- **Problem description**
Pictures do not belong in the copy; quote every entry below exactly.

────────

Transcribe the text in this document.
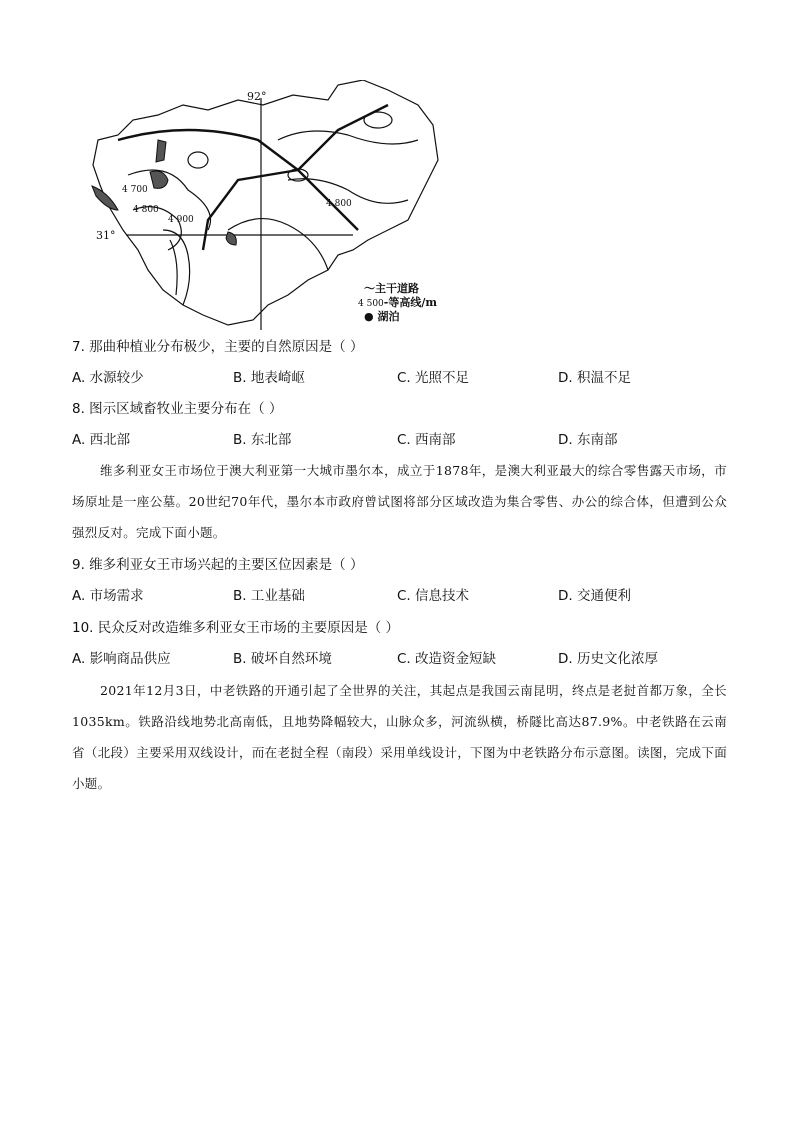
92°
31°
4 700
4 800
4 900
4 800
〜主干道路
4 500-等高线/m
● 湖泊
7. 那曲种植业分布极少，主要的自然原因是（ ）
A. 水源较少	B. 地表崎岖	C. 光照不足	D. 积温不足
8. 图示区域畜牧业主要分布在（ ）
A. 西北部	B. 东北部	C. 西南部	D. 东南部
维多利亚女王市场位于澳大利亚第一大城市墨尔本，成立于1878年，是澳大利亚最大的综合零售露天市场，市场原址是一座公墓。20世纪70年代，墨尔本市政府曾试图将部分区域改造为集合零售、办公的综合体，但遭到公众强烈反对。完成下面小题。
9. 维多利亚女王市场兴起的主要区位因素是（ ）
A. 市场需求	B. 工业基础	C. 信息技术	D. 交通便利
10. 民众反对改造维多利亚女王市场的主要原因是（ ）
A. 影响商品供应	B. 破坏自然环境	C. 改造资金短缺	D. 历史文化浓厚
2021年12月3日，中老铁路的开通引起了全世界的关注，其起点是我国云南昆明，终点是老挝首都万象，全长1035km。铁路沿线地势北高南低，且地势降幅较大，山脉众多，河流纵横，桥隧比高达87.9%。中老铁路在云南省（北段）主要采用双线设计，而在老挝全程（南段）采用单线设计，下图为中老铁路分布示意图。读图，完成下面小题。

────────

- **Written reply**
Transcribe the text in this document.
92°
31°
4 700
4 800
4 900
4 800
〜主干道路
4 500-等高线/m
● 湖泊
7. 那曲种植业分布极少，主要的自然原因是（ ）
A. 水源较少	B. 地表崎岖	C. 光照不足	D. 积温不足
8. 图示区域畜牧业主要分布在（ ）
A. 西北部	B. 东北部	C. 西南部	D. 东南部
维多利亚女王市场位于澳大利亚第一大城市墨尔本，成立于1878年，是澳大利亚最大的综合零售露天市场，市场原址是一座公墓。20世纪70年代，墨尔本市政府曾试图将部分区域改造为集合零售、办公的综合体，但遭到公众强烈反对。完成下面小题。
9. 维多利亚女王市场兴起的主要区位因素是（ ）
A. 市场需求	B. 工业基础	C. 信息技术	D. 交通便利
10. 民众反对改造维多利亚女王市场的主要原因是（ ）
A. 影响商品供应	B. 破坏自然环境	C. 改造资金短缺	D. 历史文化浓厚
2021年12月3日，中老铁路的开通引起了全世界的关注，其起点是我国云南昆明，终点是老挝首都万象，全长1035km。铁路沿线地势北高南低，且地势降幅较大，山脉众多，河流纵横，桥隧比高达87.9%。中老铁路在云南省（北段）主要采用双线设计，而在老挝全程（南段）采用单线设计，下图为中老铁路分布示意图。读图，完成下面小题。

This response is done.